# The records
▬▬▬

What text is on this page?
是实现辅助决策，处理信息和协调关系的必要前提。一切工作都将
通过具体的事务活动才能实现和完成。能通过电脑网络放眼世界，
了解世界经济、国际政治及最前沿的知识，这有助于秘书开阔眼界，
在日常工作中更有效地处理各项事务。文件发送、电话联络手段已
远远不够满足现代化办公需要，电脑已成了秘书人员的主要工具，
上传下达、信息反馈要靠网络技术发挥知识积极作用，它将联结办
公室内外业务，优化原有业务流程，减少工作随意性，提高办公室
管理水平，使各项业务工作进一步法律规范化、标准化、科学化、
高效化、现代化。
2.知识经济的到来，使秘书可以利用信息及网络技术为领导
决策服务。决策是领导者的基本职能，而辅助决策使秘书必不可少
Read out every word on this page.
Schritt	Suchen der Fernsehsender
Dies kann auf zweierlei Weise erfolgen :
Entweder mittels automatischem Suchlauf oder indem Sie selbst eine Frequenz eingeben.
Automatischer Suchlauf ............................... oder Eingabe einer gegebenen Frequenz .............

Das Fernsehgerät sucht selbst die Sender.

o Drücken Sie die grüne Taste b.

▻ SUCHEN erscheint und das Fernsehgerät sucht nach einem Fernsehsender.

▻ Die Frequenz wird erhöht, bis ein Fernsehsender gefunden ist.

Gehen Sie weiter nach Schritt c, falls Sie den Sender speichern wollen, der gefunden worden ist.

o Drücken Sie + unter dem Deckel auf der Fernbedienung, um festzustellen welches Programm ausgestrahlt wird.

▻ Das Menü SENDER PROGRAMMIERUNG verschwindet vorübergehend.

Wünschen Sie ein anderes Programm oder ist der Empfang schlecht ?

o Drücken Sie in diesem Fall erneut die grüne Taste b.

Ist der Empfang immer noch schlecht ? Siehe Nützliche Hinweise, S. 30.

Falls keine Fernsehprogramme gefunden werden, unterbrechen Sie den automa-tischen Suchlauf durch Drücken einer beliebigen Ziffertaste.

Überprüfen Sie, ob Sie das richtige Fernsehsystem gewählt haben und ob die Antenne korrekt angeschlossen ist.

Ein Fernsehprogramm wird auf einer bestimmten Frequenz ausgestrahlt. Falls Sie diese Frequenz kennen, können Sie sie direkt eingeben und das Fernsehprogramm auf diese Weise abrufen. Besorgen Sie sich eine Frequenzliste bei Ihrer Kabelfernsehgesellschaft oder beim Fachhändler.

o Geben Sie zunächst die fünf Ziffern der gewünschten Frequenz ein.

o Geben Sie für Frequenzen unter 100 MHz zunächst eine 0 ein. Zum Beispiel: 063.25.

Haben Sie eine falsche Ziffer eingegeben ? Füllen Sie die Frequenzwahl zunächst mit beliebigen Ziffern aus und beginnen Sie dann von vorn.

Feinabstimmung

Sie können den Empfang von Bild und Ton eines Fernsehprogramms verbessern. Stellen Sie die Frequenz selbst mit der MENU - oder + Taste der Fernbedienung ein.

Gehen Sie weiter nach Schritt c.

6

▬▬▬

# Task instructions
Return the listing above word for word.

# Response to this task
What text is on this page?
是实现辅助决策，处理信息和协调关系的必要前提。一切工作都将
通过具体的事务活动才能实现和完成。能通过电脑网络放眼世界，
了解世界经济、国际政治及最前沿的知识，这有助于秘书开阔眼界，
在日常工作中更有效地处理各项事务。文件发送、电话联络手段已
远远不够满足现代化办公需要，电脑已成了秘书人员的主要工具，
上传下达、信息反馈要靠网络技术发挥知识积极作用，它将联结办
公室内外业务，优化原有业务流程，减少工作随意性，提高办公室
管理水平，使各项业务工作进一步法律规范化、标准化、科学化、
高效化、现代化。
2.知识经济的到来，使秘书可以利用信息及网络技术为领导
决策服务。决策是领导者的基本职能，而辅助决策使秘书必不可少
Read out every word on this page.
Schritt	Suchen der Fernsehsender
Dies kann auf zweierlei Weise erfolgen :
Entweder mittels automatischem Suchlauf oder indem Sie selbst eine Frequenz eingeben.
Automatischer Suchlauf ............................... oder Eingabe einer gegebenen Frequenz .............

Das Fernsehgerät sucht selbst die Sender.

o Drücken Sie die grüne Taste b.

▻ SUCHEN erscheint und das Fernsehgerät sucht nach einem Fernsehsender.

▻ Die Frequenz wird erhöht, bis ein Fernsehsender gefunden ist.

Gehen Sie weiter nach Schritt c, falls Sie den Sender speichern wollen, der gefunden worden ist.

o Drücken Sie + unter dem Deckel auf der Fernbedienung, um festzustellen welches Programm ausgestrahlt wird.

▻ Das Menü SENDER PROGRAMMIERUNG verschwindet vorübergehend.

Wünschen Sie ein anderes Programm oder ist der Empfang schlecht ?

o Drücken Sie in diesem Fall erneut die grüne Taste b.

Ist der Empfang immer noch schlecht ? Siehe Nützliche Hinweise, S. 30.

Falls keine Fernsehprogramme gefunden werden, unterbrechen Sie den automa-tischen Suchlauf durch Drücken einer beliebigen Ziffertaste.

Überprüfen Sie, ob Sie das richtige Fernsehsystem gewählt haben und ob die Antenne korrekt angeschlossen ist.

Ein Fernsehprogramm wird auf einer bestimmten Frequenz ausgestrahlt. Falls Sie diese Frequenz kennen, können Sie sie direkt eingeben und das Fernsehprogramm auf diese Weise abrufen. Besorgen Sie sich eine Frequenzliste bei Ihrer Kabelfernsehgesellschaft oder beim Fachhändler.

o Geben Sie zunächst die fünf Ziffern der gewünschten Frequenz ein.

o Geben Sie für Frequenzen unter 100 MHz zunächst eine 0 ein. Zum Beispiel: 063.25.

Haben Sie eine falsche Ziffer eingegeben ? Füllen Sie die Frequenzwahl zunächst mit beliebigen Ziffern aus und beginnen Sie dann von vorn.

Feinabstimmung

Sie können den Empfang von Bild und Ton eines Fernsehprogramms verbessern. Stellen Sie die Frequenz selbst mit der MENU - oder + Taste der Fernbedienung ein.

Gehen Sie weiter nach Schritt c.

6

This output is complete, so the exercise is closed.